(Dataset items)
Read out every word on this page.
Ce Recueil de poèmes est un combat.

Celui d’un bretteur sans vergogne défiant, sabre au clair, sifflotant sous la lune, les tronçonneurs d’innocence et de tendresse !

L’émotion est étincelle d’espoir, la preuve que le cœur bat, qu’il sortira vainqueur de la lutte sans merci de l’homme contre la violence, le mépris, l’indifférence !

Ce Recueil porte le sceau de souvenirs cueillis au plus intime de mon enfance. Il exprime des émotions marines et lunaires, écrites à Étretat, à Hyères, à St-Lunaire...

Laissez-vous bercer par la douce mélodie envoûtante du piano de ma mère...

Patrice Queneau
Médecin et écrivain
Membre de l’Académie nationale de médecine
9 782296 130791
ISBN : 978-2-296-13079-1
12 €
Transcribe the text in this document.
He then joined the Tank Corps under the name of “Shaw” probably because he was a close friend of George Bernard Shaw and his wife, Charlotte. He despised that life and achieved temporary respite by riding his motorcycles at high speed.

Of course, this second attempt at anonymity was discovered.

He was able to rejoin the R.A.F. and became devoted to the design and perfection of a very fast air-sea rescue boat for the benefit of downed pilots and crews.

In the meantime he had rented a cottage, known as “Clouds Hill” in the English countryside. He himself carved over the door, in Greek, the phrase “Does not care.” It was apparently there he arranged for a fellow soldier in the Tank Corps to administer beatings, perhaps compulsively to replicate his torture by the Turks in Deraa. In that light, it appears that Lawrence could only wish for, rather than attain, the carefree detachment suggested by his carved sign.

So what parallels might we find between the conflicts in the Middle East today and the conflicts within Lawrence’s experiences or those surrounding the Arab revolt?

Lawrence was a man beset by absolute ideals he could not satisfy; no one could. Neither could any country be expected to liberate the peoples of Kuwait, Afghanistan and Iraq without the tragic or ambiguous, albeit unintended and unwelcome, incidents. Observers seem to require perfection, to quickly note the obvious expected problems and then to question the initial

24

# [Goal]
Locate the word "sans" in the entries, and copy every line where it is found.

# [Result]
Celui d’un bretteur sans vergogne défiant, sabre au clair, sifflotant sous la lune, les tronçonneurs d’innocence et de tendresse !
L’émotion est étincelle d’espoir, la preuve que le cœur bat, qu’il sortira vainqueur de la lutte sans merci de l’homme contre la violence, le mépris, l’indifférence !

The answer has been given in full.